● INSTRUCTIONS TO FOLLOW
Spot each line that carries the word "HybridDNS"; copy those lines.

● INPUT DATA
■ ■ ■ ■ ■ ■ ■

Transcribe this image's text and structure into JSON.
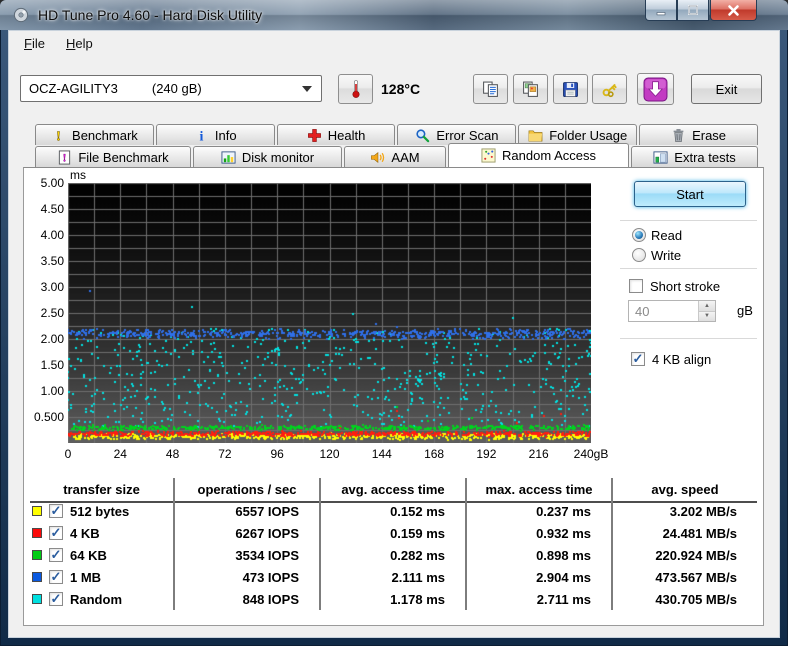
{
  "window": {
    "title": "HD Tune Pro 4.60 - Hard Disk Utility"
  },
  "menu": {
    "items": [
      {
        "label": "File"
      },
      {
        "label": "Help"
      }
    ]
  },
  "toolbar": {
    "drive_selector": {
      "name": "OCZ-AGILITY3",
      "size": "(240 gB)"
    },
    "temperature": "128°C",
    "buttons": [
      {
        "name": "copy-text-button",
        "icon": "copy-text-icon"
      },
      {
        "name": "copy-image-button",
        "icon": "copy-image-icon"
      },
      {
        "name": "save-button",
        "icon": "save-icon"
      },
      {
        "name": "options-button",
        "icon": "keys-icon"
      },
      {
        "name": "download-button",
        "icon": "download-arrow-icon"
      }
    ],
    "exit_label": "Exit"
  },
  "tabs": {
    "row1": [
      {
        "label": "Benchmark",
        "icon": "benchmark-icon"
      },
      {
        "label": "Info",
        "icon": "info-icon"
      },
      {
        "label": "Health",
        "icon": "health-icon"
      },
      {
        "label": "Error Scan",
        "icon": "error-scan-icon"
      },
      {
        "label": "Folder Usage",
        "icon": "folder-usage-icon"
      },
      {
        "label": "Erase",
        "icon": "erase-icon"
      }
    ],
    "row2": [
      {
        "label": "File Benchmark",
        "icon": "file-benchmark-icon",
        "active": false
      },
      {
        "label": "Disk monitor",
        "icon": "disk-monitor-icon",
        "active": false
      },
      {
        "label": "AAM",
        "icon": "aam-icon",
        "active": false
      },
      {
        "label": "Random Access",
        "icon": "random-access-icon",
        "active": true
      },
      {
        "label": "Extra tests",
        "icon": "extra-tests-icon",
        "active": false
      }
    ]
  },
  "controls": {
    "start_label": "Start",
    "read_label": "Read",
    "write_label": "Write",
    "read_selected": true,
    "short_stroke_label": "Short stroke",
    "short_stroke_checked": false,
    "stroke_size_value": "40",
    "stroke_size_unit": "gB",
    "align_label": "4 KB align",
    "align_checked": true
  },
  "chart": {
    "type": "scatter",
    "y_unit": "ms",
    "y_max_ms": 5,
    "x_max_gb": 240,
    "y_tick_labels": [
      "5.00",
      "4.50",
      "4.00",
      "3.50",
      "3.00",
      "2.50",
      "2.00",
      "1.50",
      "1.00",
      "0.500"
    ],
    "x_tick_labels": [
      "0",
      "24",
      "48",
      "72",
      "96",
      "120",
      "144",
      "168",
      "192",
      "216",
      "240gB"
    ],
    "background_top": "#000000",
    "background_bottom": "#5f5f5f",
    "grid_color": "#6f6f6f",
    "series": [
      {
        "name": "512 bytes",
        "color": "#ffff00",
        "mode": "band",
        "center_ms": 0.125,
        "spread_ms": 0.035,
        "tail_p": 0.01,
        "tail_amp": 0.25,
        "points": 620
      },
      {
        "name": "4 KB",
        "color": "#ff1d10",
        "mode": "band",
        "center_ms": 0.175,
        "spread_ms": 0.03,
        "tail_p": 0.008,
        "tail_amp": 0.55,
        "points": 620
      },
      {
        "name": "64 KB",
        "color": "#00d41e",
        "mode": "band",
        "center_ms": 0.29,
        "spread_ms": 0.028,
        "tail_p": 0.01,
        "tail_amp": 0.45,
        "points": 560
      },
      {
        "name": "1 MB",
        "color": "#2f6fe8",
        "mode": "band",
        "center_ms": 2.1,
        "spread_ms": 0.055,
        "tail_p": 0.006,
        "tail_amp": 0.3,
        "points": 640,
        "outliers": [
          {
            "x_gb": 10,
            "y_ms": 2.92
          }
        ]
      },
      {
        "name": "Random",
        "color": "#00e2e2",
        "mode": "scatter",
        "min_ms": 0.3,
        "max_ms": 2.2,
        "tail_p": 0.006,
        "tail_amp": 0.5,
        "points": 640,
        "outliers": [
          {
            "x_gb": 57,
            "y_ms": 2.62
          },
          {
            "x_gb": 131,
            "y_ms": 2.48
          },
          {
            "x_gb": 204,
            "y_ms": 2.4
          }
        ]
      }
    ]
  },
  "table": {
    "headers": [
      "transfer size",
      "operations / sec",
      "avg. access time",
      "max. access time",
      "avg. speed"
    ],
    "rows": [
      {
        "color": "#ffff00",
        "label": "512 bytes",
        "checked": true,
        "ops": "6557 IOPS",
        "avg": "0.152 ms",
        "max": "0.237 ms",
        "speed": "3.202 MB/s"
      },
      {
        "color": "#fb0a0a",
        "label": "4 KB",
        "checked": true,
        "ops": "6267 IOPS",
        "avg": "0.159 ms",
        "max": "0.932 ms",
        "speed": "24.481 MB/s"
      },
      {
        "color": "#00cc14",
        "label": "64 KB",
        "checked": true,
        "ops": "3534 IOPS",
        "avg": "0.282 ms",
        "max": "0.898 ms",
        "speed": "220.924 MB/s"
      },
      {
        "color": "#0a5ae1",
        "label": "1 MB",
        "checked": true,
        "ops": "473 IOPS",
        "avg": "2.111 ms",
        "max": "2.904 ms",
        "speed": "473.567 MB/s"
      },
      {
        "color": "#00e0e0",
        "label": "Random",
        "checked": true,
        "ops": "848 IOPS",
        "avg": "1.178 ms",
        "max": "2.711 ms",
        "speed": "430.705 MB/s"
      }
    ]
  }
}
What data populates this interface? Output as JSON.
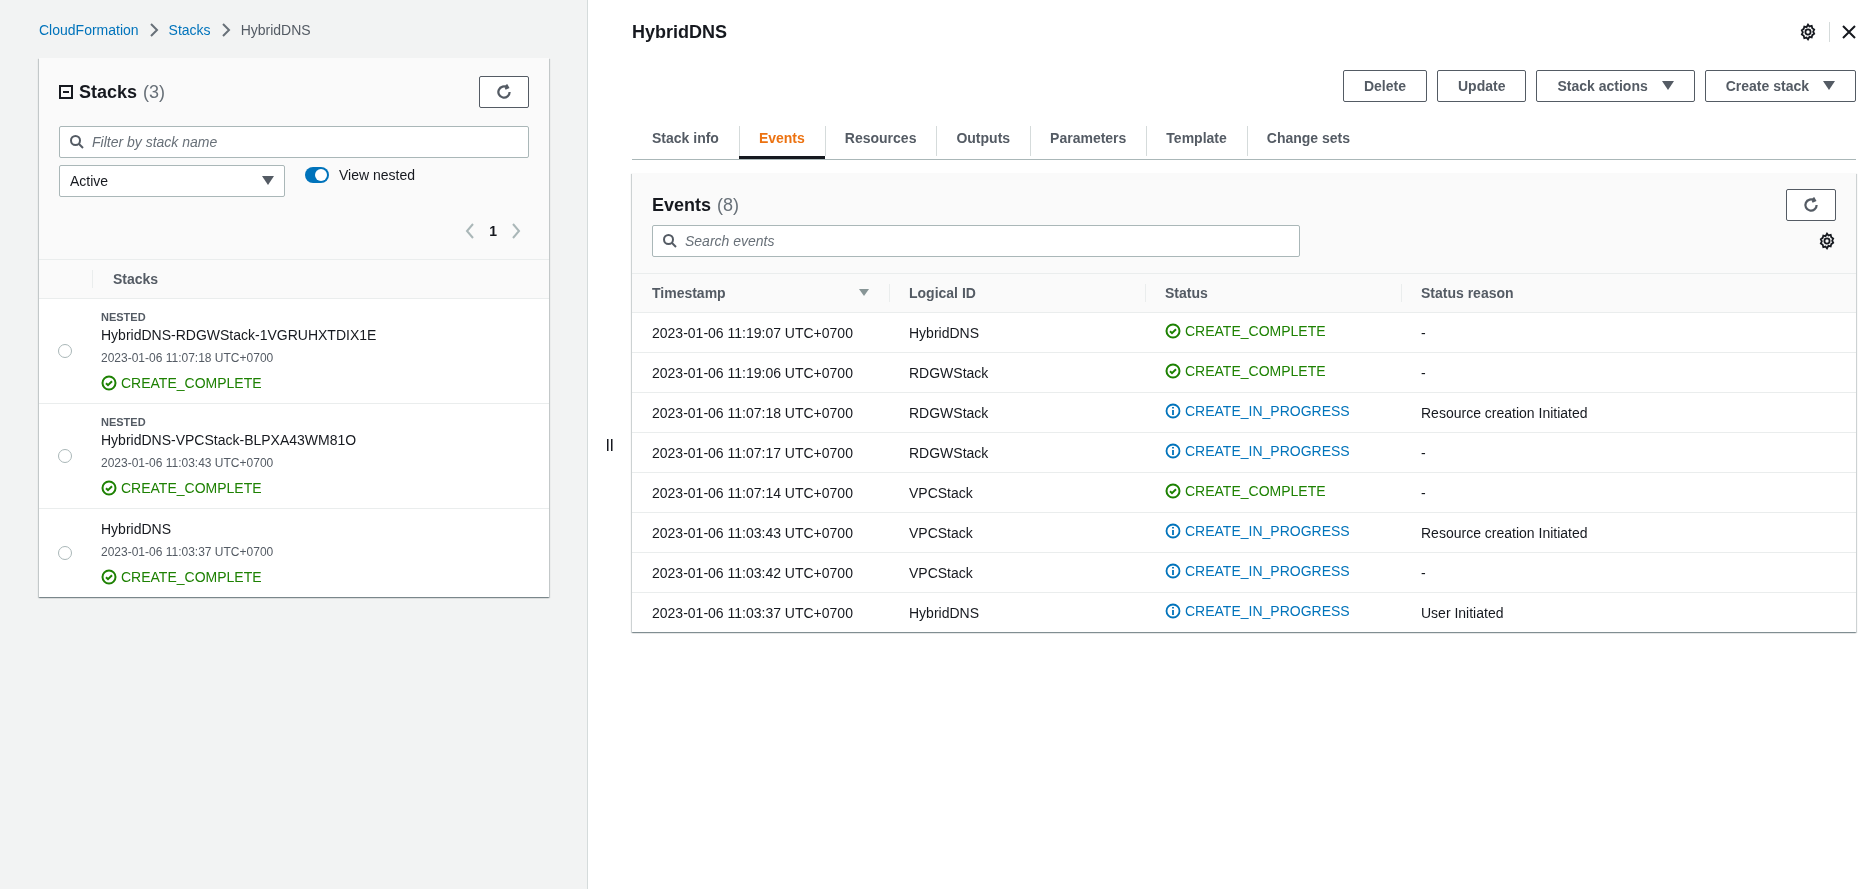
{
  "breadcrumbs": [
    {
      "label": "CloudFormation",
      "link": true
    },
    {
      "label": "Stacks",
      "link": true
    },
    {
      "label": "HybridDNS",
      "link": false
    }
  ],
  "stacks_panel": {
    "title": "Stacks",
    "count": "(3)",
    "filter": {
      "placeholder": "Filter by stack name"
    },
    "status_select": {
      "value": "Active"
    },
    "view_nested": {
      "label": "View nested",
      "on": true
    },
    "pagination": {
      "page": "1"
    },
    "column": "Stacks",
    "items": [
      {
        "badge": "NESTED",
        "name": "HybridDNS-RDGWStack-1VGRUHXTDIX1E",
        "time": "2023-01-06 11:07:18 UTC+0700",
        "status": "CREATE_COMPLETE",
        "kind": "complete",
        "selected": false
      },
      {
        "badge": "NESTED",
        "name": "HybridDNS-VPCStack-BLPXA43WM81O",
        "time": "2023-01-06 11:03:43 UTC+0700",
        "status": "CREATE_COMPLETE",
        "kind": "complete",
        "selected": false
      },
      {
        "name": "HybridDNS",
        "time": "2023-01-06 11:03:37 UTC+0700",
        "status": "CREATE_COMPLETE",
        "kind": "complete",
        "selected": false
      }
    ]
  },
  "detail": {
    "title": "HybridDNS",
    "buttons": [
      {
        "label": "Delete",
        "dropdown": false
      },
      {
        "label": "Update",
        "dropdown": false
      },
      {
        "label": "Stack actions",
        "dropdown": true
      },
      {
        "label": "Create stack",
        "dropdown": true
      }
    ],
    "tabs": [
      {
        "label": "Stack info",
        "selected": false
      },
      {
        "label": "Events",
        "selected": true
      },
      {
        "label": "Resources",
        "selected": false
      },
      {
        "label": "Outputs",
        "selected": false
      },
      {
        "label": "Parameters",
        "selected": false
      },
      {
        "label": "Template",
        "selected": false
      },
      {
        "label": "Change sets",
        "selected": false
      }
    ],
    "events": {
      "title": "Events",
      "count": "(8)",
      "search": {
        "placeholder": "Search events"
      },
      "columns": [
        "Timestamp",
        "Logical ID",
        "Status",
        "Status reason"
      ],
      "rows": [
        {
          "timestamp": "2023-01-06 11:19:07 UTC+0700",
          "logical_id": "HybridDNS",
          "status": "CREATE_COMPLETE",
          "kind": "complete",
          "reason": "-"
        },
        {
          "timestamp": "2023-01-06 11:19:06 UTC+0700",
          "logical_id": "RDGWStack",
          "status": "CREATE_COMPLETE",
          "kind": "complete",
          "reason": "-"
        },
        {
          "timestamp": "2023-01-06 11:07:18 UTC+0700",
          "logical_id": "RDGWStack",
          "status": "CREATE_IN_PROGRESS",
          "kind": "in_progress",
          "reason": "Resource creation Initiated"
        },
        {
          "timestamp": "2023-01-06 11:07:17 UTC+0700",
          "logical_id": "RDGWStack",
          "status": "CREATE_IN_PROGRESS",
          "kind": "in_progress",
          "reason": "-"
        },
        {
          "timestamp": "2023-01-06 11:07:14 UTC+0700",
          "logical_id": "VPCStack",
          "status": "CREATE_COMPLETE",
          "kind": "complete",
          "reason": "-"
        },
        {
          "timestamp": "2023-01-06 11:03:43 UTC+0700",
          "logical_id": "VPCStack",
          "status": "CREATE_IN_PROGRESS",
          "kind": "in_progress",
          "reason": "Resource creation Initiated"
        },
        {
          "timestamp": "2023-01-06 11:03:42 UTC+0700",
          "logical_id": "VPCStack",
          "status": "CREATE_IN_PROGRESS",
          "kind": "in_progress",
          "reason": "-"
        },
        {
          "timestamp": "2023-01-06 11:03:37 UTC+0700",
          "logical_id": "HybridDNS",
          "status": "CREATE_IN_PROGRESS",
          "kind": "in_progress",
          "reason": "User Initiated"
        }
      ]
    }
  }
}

■ ■ ■ ■ ■ ■ ■

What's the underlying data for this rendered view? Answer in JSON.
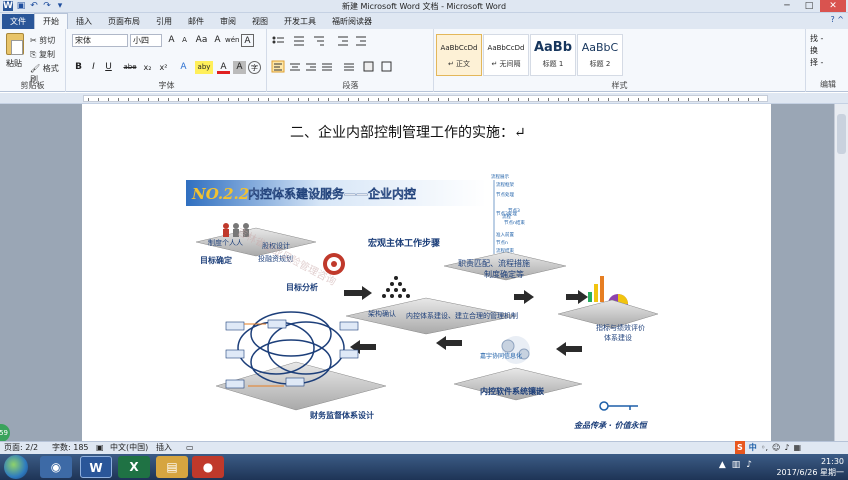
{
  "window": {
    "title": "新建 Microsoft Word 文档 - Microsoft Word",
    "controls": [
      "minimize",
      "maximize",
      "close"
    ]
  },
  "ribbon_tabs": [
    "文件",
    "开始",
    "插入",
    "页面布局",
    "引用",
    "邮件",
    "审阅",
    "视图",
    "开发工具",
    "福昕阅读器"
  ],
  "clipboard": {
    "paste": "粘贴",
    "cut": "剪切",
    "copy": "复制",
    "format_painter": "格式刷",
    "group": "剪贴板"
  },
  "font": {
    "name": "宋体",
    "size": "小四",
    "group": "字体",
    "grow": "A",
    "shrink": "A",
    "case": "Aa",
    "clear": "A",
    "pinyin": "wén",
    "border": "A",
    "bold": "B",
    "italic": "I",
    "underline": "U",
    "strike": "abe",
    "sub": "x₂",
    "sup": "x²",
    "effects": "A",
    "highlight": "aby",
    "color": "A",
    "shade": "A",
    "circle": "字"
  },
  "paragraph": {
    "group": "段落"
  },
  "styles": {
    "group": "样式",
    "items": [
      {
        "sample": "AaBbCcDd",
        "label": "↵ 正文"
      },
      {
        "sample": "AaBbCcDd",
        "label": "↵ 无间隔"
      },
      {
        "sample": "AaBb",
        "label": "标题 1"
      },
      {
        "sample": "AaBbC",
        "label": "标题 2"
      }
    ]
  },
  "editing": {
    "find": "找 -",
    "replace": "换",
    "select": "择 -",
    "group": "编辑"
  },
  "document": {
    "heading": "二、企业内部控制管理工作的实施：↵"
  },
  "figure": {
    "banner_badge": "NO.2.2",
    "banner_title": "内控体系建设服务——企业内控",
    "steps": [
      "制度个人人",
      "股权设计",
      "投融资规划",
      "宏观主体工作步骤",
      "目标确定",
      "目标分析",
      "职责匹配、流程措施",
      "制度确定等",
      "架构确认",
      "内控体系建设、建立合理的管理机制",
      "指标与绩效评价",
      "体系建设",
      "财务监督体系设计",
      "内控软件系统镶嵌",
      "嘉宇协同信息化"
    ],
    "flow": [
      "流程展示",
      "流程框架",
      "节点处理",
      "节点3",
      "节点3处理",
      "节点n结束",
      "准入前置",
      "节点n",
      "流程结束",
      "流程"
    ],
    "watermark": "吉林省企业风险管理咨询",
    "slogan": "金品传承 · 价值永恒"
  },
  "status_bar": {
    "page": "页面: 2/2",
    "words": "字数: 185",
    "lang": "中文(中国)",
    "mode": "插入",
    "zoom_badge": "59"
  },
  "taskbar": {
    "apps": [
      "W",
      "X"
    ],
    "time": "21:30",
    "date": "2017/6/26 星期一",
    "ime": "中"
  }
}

■ ■ ■ ■ ■ ■ ■

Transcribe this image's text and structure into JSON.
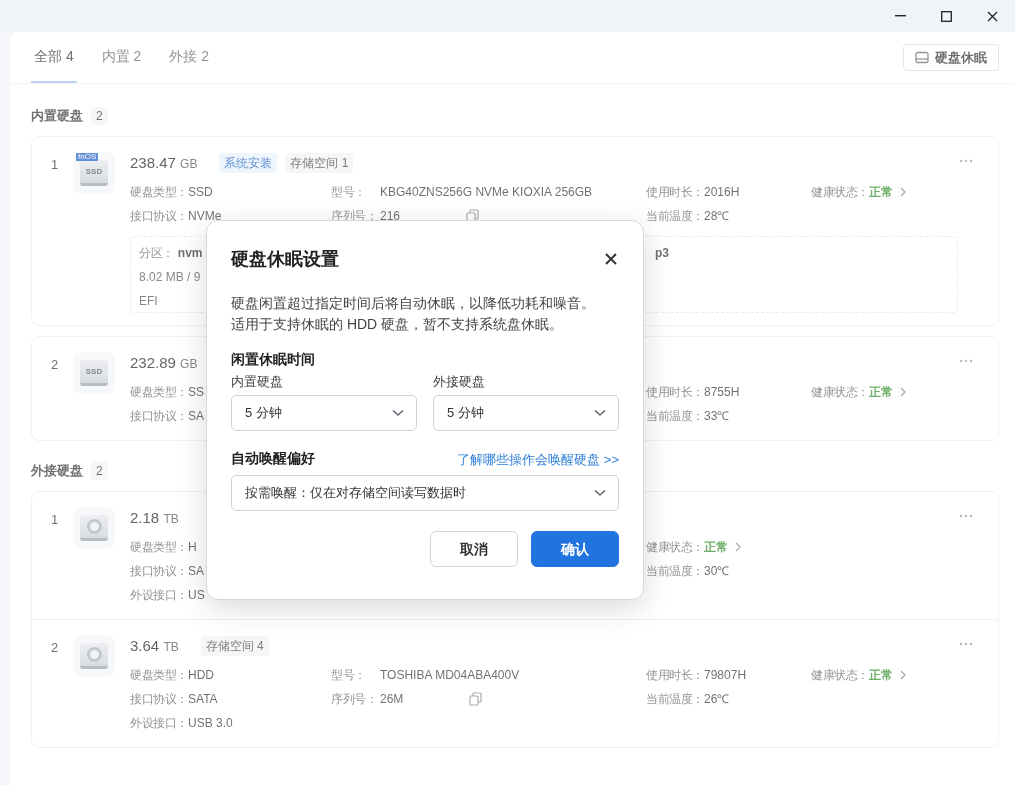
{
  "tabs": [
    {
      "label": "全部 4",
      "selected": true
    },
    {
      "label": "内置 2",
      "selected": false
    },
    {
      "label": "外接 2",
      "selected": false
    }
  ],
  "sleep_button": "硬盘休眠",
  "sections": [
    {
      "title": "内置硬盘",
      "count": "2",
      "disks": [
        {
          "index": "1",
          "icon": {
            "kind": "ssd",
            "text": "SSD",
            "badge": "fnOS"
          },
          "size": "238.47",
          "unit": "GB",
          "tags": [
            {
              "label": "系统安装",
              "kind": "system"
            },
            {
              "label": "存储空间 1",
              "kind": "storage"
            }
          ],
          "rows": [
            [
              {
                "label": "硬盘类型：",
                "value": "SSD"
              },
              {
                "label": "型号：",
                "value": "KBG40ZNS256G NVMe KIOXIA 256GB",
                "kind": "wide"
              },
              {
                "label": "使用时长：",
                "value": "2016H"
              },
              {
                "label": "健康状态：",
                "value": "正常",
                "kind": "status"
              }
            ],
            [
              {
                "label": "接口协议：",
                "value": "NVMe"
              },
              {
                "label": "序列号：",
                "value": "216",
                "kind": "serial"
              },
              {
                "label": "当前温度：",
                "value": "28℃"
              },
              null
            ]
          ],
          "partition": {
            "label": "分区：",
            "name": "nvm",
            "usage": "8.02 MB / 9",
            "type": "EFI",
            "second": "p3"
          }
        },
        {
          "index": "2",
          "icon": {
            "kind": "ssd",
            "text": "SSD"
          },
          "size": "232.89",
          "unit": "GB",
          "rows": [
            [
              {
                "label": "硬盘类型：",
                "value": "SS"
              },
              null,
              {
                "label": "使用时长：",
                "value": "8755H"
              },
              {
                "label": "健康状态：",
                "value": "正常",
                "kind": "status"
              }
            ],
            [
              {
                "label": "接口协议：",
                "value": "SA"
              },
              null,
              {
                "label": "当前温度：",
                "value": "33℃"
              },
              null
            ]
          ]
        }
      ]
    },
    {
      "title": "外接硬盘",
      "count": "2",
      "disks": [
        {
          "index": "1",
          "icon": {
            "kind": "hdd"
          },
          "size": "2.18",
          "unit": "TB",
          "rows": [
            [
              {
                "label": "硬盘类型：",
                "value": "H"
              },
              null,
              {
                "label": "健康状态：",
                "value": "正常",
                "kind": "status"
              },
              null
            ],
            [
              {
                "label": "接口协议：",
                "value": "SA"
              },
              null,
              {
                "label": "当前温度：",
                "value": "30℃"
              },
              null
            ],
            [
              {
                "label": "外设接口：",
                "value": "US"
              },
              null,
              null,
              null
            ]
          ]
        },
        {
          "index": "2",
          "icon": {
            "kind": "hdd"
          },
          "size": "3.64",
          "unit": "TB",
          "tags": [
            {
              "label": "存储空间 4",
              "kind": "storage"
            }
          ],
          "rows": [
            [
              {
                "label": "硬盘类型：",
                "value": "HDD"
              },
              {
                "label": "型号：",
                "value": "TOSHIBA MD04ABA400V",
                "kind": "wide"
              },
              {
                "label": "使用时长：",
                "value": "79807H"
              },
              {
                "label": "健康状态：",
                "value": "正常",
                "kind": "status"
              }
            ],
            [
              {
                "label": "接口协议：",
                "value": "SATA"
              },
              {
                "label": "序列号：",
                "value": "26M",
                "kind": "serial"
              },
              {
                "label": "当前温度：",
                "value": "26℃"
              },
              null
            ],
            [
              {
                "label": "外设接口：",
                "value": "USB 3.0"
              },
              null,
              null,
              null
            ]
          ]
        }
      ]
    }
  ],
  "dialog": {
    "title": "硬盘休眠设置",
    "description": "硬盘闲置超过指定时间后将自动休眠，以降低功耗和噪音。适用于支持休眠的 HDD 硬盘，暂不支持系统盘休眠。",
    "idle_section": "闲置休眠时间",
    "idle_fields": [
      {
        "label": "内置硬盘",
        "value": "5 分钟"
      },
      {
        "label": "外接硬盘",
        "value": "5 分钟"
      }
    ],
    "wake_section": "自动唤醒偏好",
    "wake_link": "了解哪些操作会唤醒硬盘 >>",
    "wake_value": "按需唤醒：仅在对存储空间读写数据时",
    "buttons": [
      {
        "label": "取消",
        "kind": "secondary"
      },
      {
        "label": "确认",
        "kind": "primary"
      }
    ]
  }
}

■ ■ ■ ■ ■ ■ ■

● ANSWER IN FULL
      "label": "HybridDNS",
        "name": "HybridDNS-RDGWStack-1VGRUHXTDIX1E",
        "name": "HybridDNS-VPCStack-BLPXA43WM81O",
        "name": "HybridDNS",
    "title": "HybridDNS",
          "logical_id": "HybridDNS",
          "logical_id": "HybridDNS",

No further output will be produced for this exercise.